Given exercise:
Locate all lines with the word "Share". Copy them.

Extracted information:
--------------------------------

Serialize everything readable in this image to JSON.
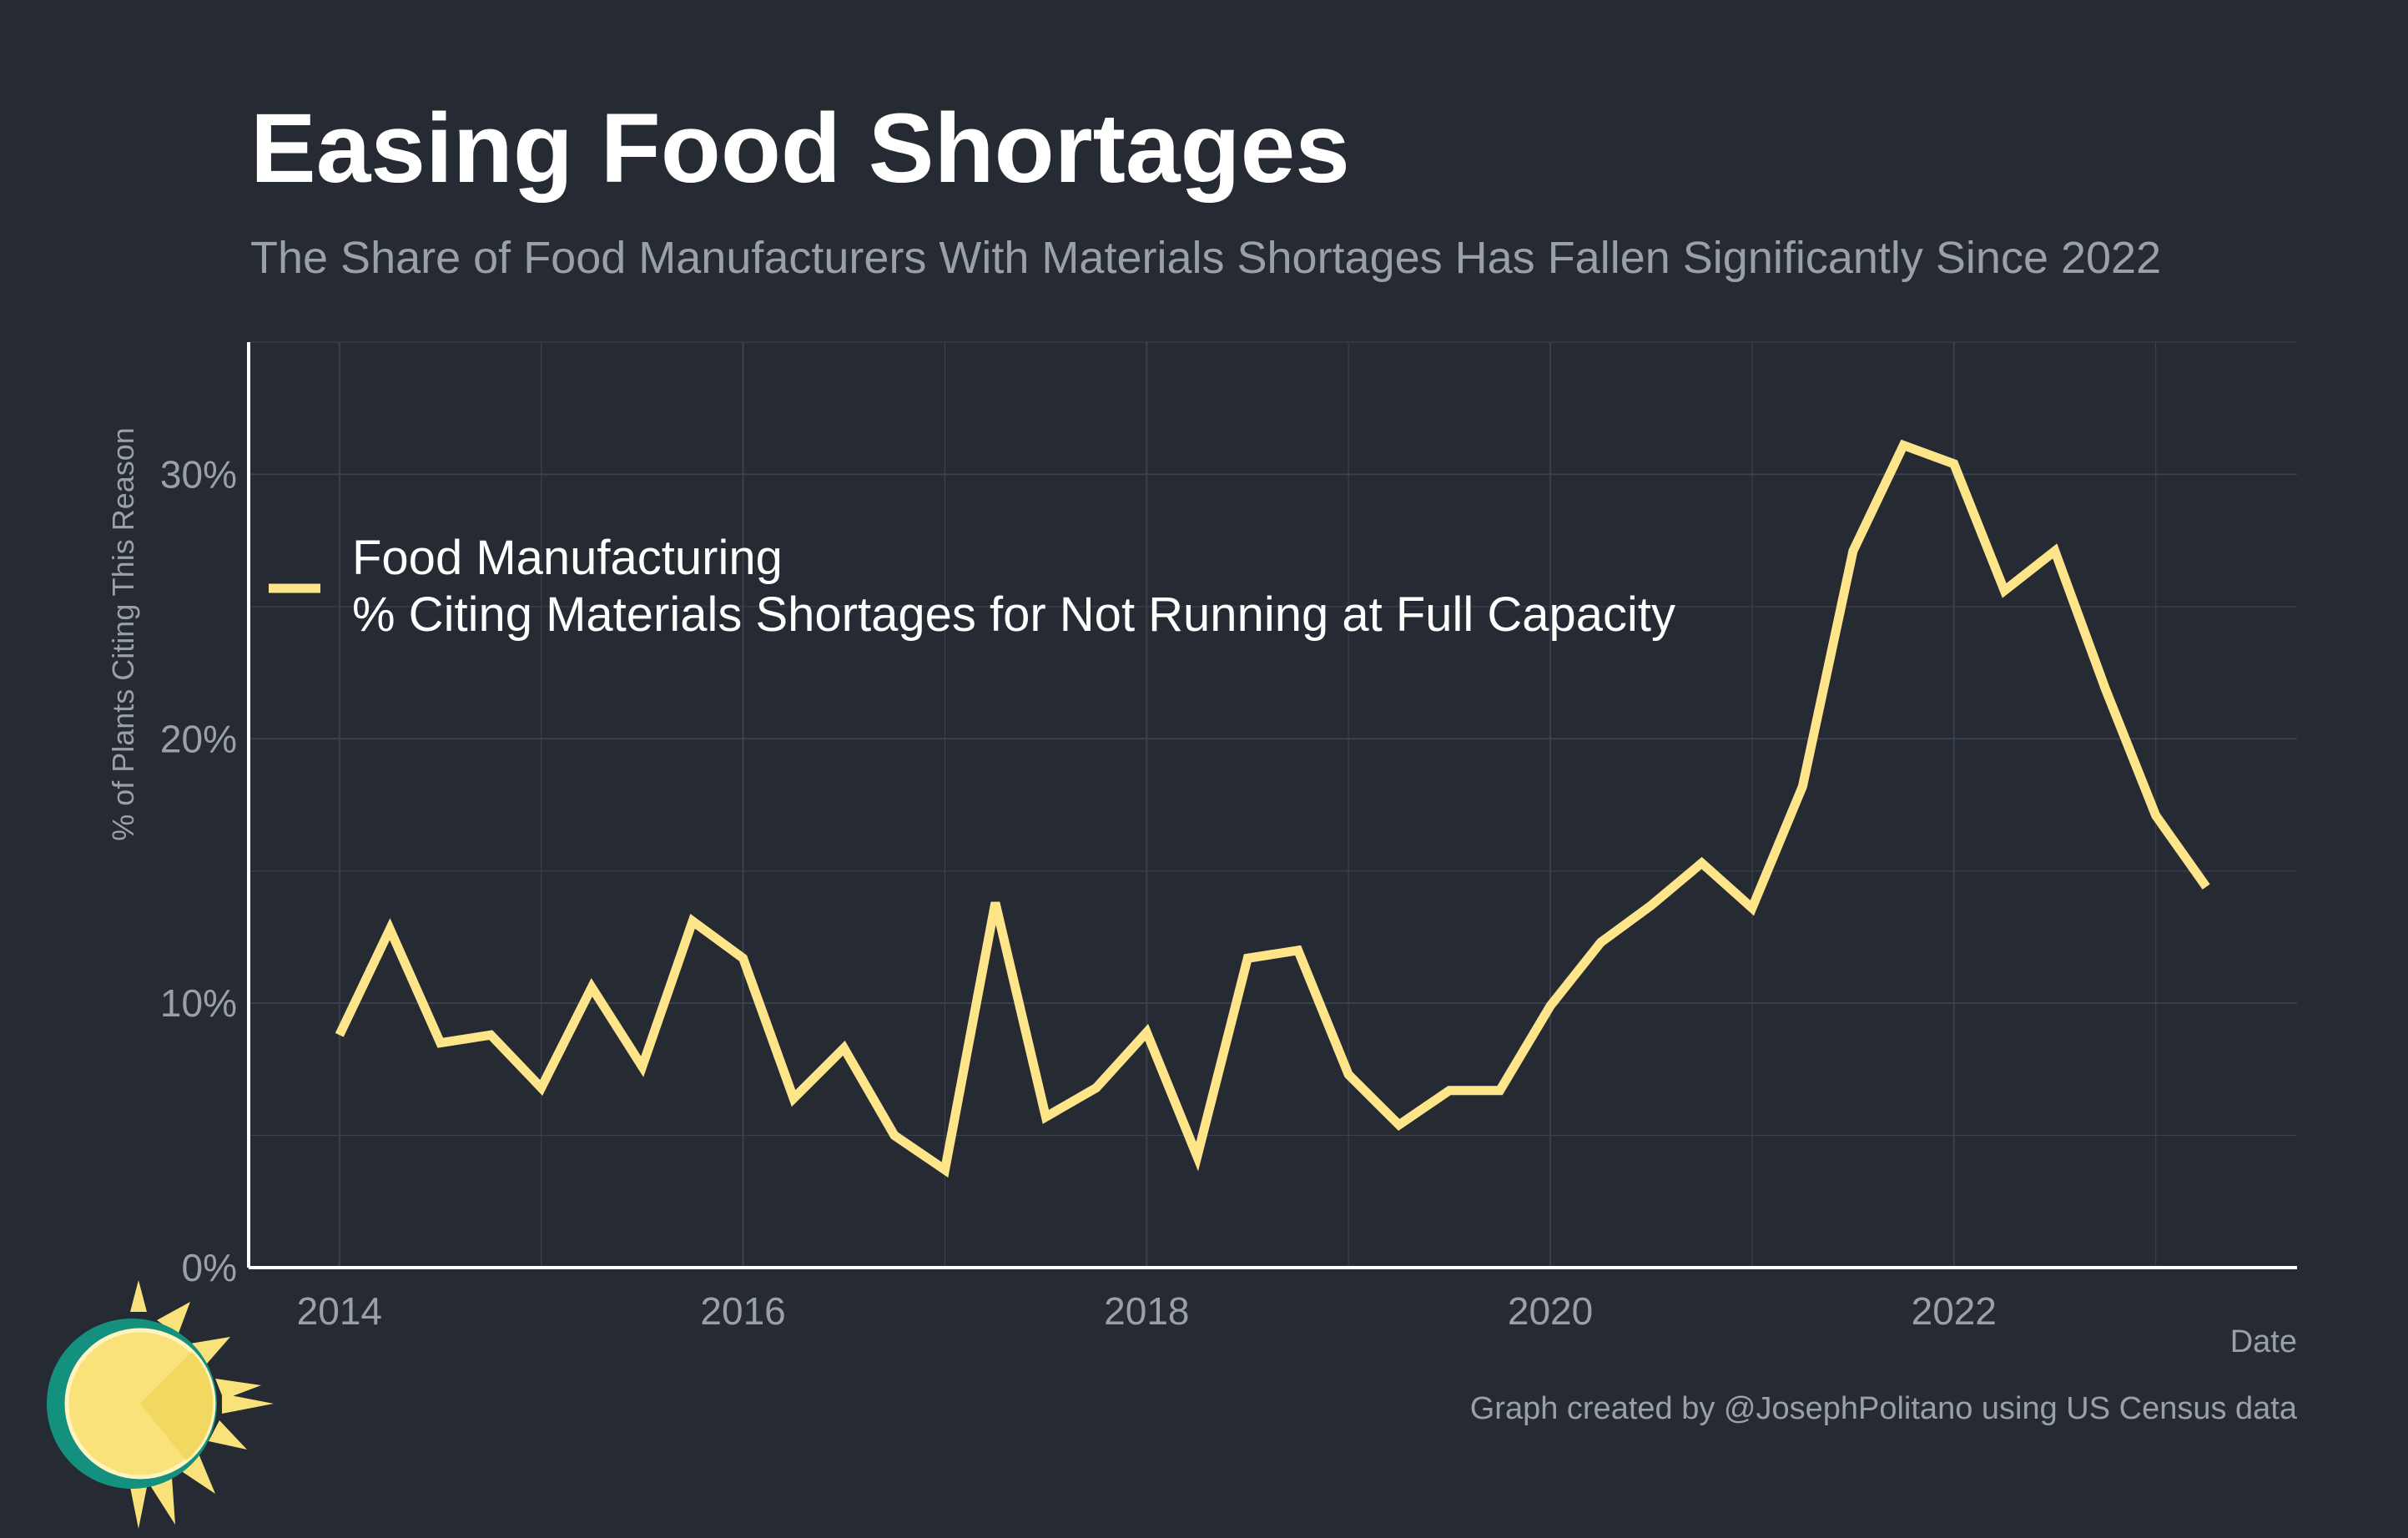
{
  "title": "Easing Food Shortages",
  "subtitle": "The Share of Food Manufacturers With Materials Shortages Has Fallen Significantly Since 2022",
  "caption": "Graph created by @JosephPolitano using US Census data",
  "colors": {
    "background": "#252a33",
    "grid": "#3b414c",
    "axis": "#ffffff",
    "title": "#ffffff",
    "muted": "#9aa0a8",
    "line": "#ffe58a",
    "logo_sun": "#f9e27a",
    "logo_ring": "#14907f"
  },
  "logo": {
    "name": "sun-logo-icon"
  },
  "chart_data": {
    "type": "line",
    "title": "Easing Food Shortages",
    "subtitle": "The Share of Food Manufacturers With Materials Shortages Has Fallen Significantly Since 2022",
    "xlabel": "Date",
    "ylabel": "% of Plants Citing This Reason",
    "xlim": [
      2013.55,
      2023.7
    ],
    "ylim": [
      0,
      35
    ],
    "x_ticks": [
      2014,
      2016,
      2018,
      2020,
      2022
    ],
    "x_tick_labels": [
      "2014",
      "2016",
      "2018",
      "2020",
      "2022"
    ],
    "y_ticks": [
      0,
      10,
      20,
      30
    ],
    "y_tick_labels": [
      "0%",
      "10%",
      "20%",
      "30%"
    ],
    "grid": true,
    "legend_position": "top-left",
    "series": [
      {
        "name": "Food Manufacturing\n% Citing Materials Shortages for Not Running at Full Capacity",
        "legend_lines": [
          "Food Manufacturing",
          "% Citing Materials Shortages for Not Running at Full Capacity"
        ],
        "x": [
          "2014-Q1",
          "2014-Q2",
          "2014-Q3",
          "2014-Q4",
          "2015-Q1",
          "2015-Q2",
          "2015-Q3",
          "2015-Q4",
          "2016-Q1",
          "2016-Q2",
          "2016-Q3",
          "2016-Q4",
          "2017-Q1",
          "2017-Q2",
          "2017-Q3",
          "2017-Q4",
          "2018-Q1",
          "2018-Q2",
          "2018-Q3",
          "2018-Q4",
          "2019-Q1",
          "2019-Q2",
          "2019-Q3",
          "2019-Q4",
          "2020-Q1",
          "2020-Q2",
          "2020-Q3",
          "2020-Q4",
          "2021-Q1",
          "2021-Q2",
          "2021-Q3",
          "2021-Q4",
          "2022-Q1",
          "2022-Q2",
          "2022-Q3",
          "2022-Q4",
          "2023-Q1",
          "2023-Q2"
        ],
        "values": [
          8.8,
          12.8,
          8.5,
          8.8,
          6.8,
          10.6,
          7.6,
          13.1,
          11.7,
          6.4,
          8.3,
          5.0,
          3.7,
          13.8,
          5.7,
          6.8,
          8.9,
          4.2,
          11.7,
          12.0,
          7.3,
          5.4,
          6.7,
          6.7,
          9.9,
          12.3,
          13.7,
          15.3,
          13.6,
          18.2,
          27.1,
          31.1,
          30.4,
          25.6,
          27.1,
          21.9,
          17.1,
          14.4
        ]
      }
    ]
  }
}
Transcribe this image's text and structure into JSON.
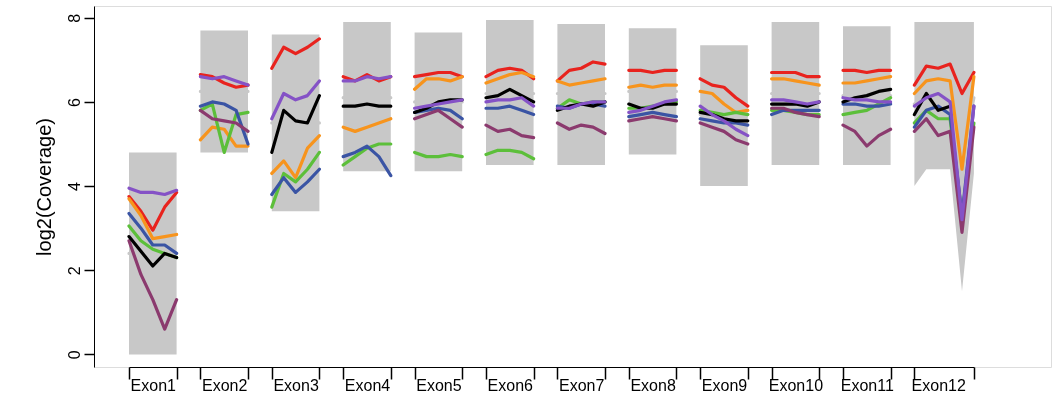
{
  "chart_data": {
    "type": "line",
    "ylabel": "log2(Coverage)",
    "categories": [
      null,
      null,
      "Exon1",
      null,
      null,
      null,
      null,
      null,
      "Exon2",
      null,
      null,
      null,
      null,
      null,
      "Exon3",
      null,
      null,
      null,
      null,
      null,
      "Exon4",
      null,
      null,
      null,
      null,
      null,
      "Exon5",
      null,
      null,
      null,
      null,
      null,
      "Exon6",
      null,
      null,
      null,
      null,
      null,
      "Exon7",
      null,
      null,
      null,
      null,
      null,
      "Exon8",
      null,
      null,
      null,
      null,
      null,
      "Exon9",
      null,
      null,
      null,
      null,
      null,
      "Exon10",
      null,
      null,
      null,
      null,
      null,
      "Exon11",
      null,
      null,
      null,
      null,
      null,
      "Exon12",
      null,
      null,
      null
    ],
    "ylim": [
      -0.3,
      8.28
    ],
    "yticks": [
      0,
      2,
      4,
      6,
      8
    ],
    "series": [
      {
        "color": "#c8c8c8",
        "values": [
          2.4,
          2.4,
          2.4,
          2.4,
          2.4,
          null,
          6.25,
          6.25,
          6.25,
          6.25,
          6.25,
          null,
          5.5,
          5.5,
          5.5,
          5.5,
          5.5,
          null,
          6.1,
          6.1,
          6.1,
          6.1,
          6.1,
          null,
          6.0,
          6.0,
          6.0,
          6.0,
          6.0,
          null,
          6.2,
          6.2,
          6.2,
          6.2,
          6.2,
          null,
          6.2,
          6.2,
          6.2,
          6.2,
          6.2,
          null,
          6.25,
          6.25,
          6.25,
          6.25,
          6.25,
          null,
          5.7,
          5.7,
          5.7,
          5.7,
          5.7,
          null,
          6.2,
          6.2,
          6.2,
          6.2,
          6.2,
          null,
          6.15,
          6.15,
          6.15,
          6.15,
          6.15,
          null,
          5.95,
          6.15,
          6.15,
          6.15,
          4.7,
          6.1
        ],
        "lower": [
          0,
          0,
          0,
          0,
          0,
          null,
          4.8,
          4.8,
          4.8,
          4.8,
          4.8,
          null,
          3.4,
          3.4,
          3.4,
          3.4,
          3.4,
          null,
          4.35,
          4.35,
          4.35,
          4.35,
          4.35,
          null,
          4.35,
          4.35,
          4.35,
          4.35,
          4.35,
          null,
          4.5,
          4.5,
          4.5,
          4.5,
          4.5,
          null,
          4.5,
          4.5,
          4.5,
          4.5,
          4.5,
          null,
          4.75,
          4.75,
          4.75,
          4.75,
          4.75,
          null,
          4,
          4,
          4,
          4,
          4,
          null,
          4.5,
          4.5,
          4.5,
          4.5,
          4.5,
          null,
          4.5,
          4.5,
          4.5,
          4.5,
          4.5,
          null,
          4,
          4.4,
          4.4,
          4.4,
          1.5,
          4.3
        ],
        "upper": [
          4.8,
          4.8,
          4.8,
          4.8,
          4.8,
          null,
          7.7,
          7.7,
          7.7,
          7.7,
          7.7,
          null,
          7.6,
          7.6,
          7.6,
          7.6,
          7.6,
          null,
          7.9,
          7.9,
          7.9,
          7.9,
          7.9,
          null,
          7.65,
          7.65,
          7.65,
          7.65,
          7.65,
          null,
          7.95,
          7.95,
          7.95,
          7.95,
          7.95,
          null,
          7.85,
          7.85,
          7.85,
          7.85,
          7.85,
          null,
          7.75,
          7.75,
          7.75,
          7.75,
          7.75,
          null,
          7.35,
          7.35,
          7.35,
          7.35,
          7.35,
          null,
          7.9,
          7.9,
          7.9,
          7.9,
          7.9,
          null,
          7.8,
          7.8,
          7.8,
          7.8,
          7.8,
          null,
          7.9,
          7.9,
          7.9,
          7.9,
          7.9,
          7.9
        ]
      },
      {
        "color": "#e8231e",
        "values": [
          3.75,
          3.4,
          2.95,
          3.5,
          3.85,
          null,
          6.65,
          6.6,
          6.45,
          6.35,
          6.4,
          null,
          6.8,
          7.3,
          7.15,
          7.3,
          7.5,
          null,
          6.6,
          6.5,
          6.65,
          6.5,
          6.6,
          null,
          6.6,
          6.65,
          6.7,
          6.7,
          6.6,
          null,
          6.6,
          6.75,
          6.8,
          6.75,
          6.55,
          null,
          6.5,
          6.75,
          6.8,
          6.95,
          6.9,
          null,
          6.75,
          6.75,
          6.7,
          6.75,
          6.75,
          null,
          6.55,
          6.4,
          6.35,
          6.1,
          5.9,
          null,
          6.7,
          6.7,
          6.7,
          6.6,
          6.6,
          null,
          6.75,
          6.75,
          6.7,
          6.75,
          6.75,
          null,
          6.4,
          6.85,
          6.8,
          6.9,
          6.2,
          6.7
        ]
      },
      {
        "color": "#f7941d",
        "values": [
          3.7,
          3.3,
          2.75,
          2.8,
          2.85,
          null,
          5.1,
          5.4,
          5.35,
          4.95,
          4.95,
          null,
          4.3,
          4.6,
          4.2,
          4.9,
          5.2,
          null,
          5.4,
          5.3,
          5.4,
          5.5,
          5.6,
          null,
          6.3,
          6.55,
          6.55,
          6.5,
          6.6,
          null,
          6.45,
          6.55,
          6.65,
          6.7,
          6.6,
          null,
          6.5,
          6.4,
          6.45,
          6.5,
          6.55,
          null,
          6.35,
          6.4,
          6.35,
          6.4,
          6.4,
          null,
          6.25,
          6.2,
          5.95,
          5.75,
          5.8,
          null,
          6.55,
          6.55,
          6.5,
          6.45,
          6.4,
          null,
          6.45,
          6.45,
          6.5,
          6.55,
          6.6,
          null,
          6.2,
          6.5,
          6.55,
          6.5,
          4.4,
          6.6
        ]
      },
      {
        "color": "#5cbf3a",
        "values": [
          3.05,
          2.7,
          2.5,
          2.4,
          2.3,
          null,
          5.8,
          5.95,
          4.8,
          5.7,
          5.75,
          null,
          3.5,
          4.3,
          4.1,
          4.4,
          4.8,
          null,
          4.5,
          4.7,
          4.9,
          5,
          5,
          null,
          4.8,
          4.7,
          4.7,
          4.75,
          4.7,
          null,
          4.75,
          4.85,
          4.85,
          4.8,
          4.65,
          null,
          5.85,
          6.05,
          5.95,
          6,
          6,
          null,
          5.85,
          5.85,
          5.9,
          5.95,
          6,
          null,
          5.8,
          5.75,
          5.7,
          5.75,
          5.7,
          null,
          5.8,
          5.8,
          5.75,
          5.7,
          5.7,
          null,
          5.7,
          5.75,
          5.8,
          5.95,
          6.1,
          null,
          5.5,
          5.8,
          5.6,
          5.6,
          3.3,
          5.5
        ]
      },
      {
        "color": "#3a54a4",
        "values": [
          3.35,
          3,
          2.6,
          2.6,
          2.4,
          null,
          5.9,
          6,
          5.95,
          5.8,
          5,
          null,
          3.8,
          4.2,
          3.85,
          4.1,
          4.4,
          null,
          4.7,
          4.8,
          4.95,
          4.7,
          4.25,
          null,
          5.75,
          5.8,
          5.85,
          5.8,
          5.6,
          null,
          5.85,
          5.85,
          5.9,
          5.8,
          5.7,
          null,
          5.9,
          5.85,
          5.95,
          5.95,
          5.9,
          null,
          5.65,
          5.7,
          5.75,
          5.7,
          5.65,
          null,
          5.6,
          5.55,
          5.5,
          5.5,
          5.45,
          null,
          5.7,
          5.8,
          5.8,
          5.8,
          5.8,
          null,
          5.95,
          5.95,
          5.9,
          5.9,
          5.95,
          null,
          5.4,
          5.8,
          5.9,
          5.7,
          3.3,
          5.9
        ]
      },
      {
        "color": "#8b3a6e",
        "values": [
          2.7,
          1.9,
          1.3,
          0.6,
          1.3,
          null,
          5.8,
          5.6,
          5.55,
          5.5,
          5.3,
          null,
          null,
          null,
          null,
          null,
          null,
          null,
          null,
          null,
          null,
          null,
          null,
          null,
          5.6,
          5.7,
          5.8,
          5.6,
          5.4,
          null,
          5.45,
          5.3,
          5.35,
          5.2,
          5.15,
          null,
          5.5,
          5.35,
          5.45,
          5.4,
          5.25,
          null,
          5.55,
          5.6,
          5.65,
          5.6,
          5.55,
          null,
          5.5,
          5.4,
          5.3,
          5.1,
          5,
          null,
          5.85,
          5.85,
          5.75,
          5.7,
          5.65,
          null,
          5.45,
          5.3,
          4.95,
          5.2,
          5.35,
          null,
          5.3,
          5.6,
          5.2,
          5.3,
          2.9,
          5.4
        ]
      },
      {
        "color": "#000000",
        "values": [
          2.8,
          2.45,
          2.1,
          2.4,
          2.3,
          null,
          null,
          null,
          null,
          null,
          null,
          null,
          4.8,
          5.8,
          5.55,
          5.5,
          6.15,
          null,
          5.9,
          5.9,
          5.95,
          5.9,
          5.9,
          null,
          5.75,
          5.85,
          6,
          6.05,
          6.05,
          null,
          6.1,
          6.15,
          6.3,
          6.15,
          6,
          null,
          5.8,
          5.9,
          5.95,
          5.9,
          6,
          null,
          5.95,
          5.85,
          5.85,
          5.95,
          5.95,
          null,
          5.75,
          5.7,
          5.6,
          5.55,
          5.55,
          null,
          5.95,
          5.95,
          5.95,
          5.9,
          6,
          null,
          6,
          6.1,
          6.15,
          6.25,
          6.3,
          null,
          5.7,
          6.2,
          5.8,
          5.9,
          null,
          null
        ]
      },
      {
        "color": "#8552c6",
        "values": [
          3.95,
          3.85,
          3.85,
          3.8,
          3.9,
          null,
          6.6,
          6.55,
          6.6,
          6.5,
          6.4,
          null,
          5.6,
          6.2,
          6.05,
          6.15,
          6.5,
          null,
          6.5,
          6.5,
          6.6,
          6.55,
          6.6,
          null,
          5.85,
          5.9,
          5.95,
          6,
          6.05,
          null,
          6,
          6.05,
          6.05,
          6.1,
          5.9,
          null,
          5.85,
          5.85,
          5.95,
          6,
          6,
          null,
          5.75,
          5.8,
          5.9,
          6,
          6.05,
          null,
          5.9,
          5.7,
          5.55,
          5.35,
          5.2,
          null,
          6.05,
          6.05,
          6,
          5.95,
          6,
          null,
          6.1,
          6.05,
          6.05,
          6,
          6,
          null,
          5.9,
          6.1,
          6.2,
          6,
          3.2,
          5.9
        ]
      }
    ]
  }
}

--------------------------------

Solution:
  "subtitle": "The Share of Food Manufacturers With Materials Shortages Has Fallen Significantly Since 2022",
    "subtitle": "The Share of Food Manufacturers With Materials Shortages Has Fallen Significantly Since 2022",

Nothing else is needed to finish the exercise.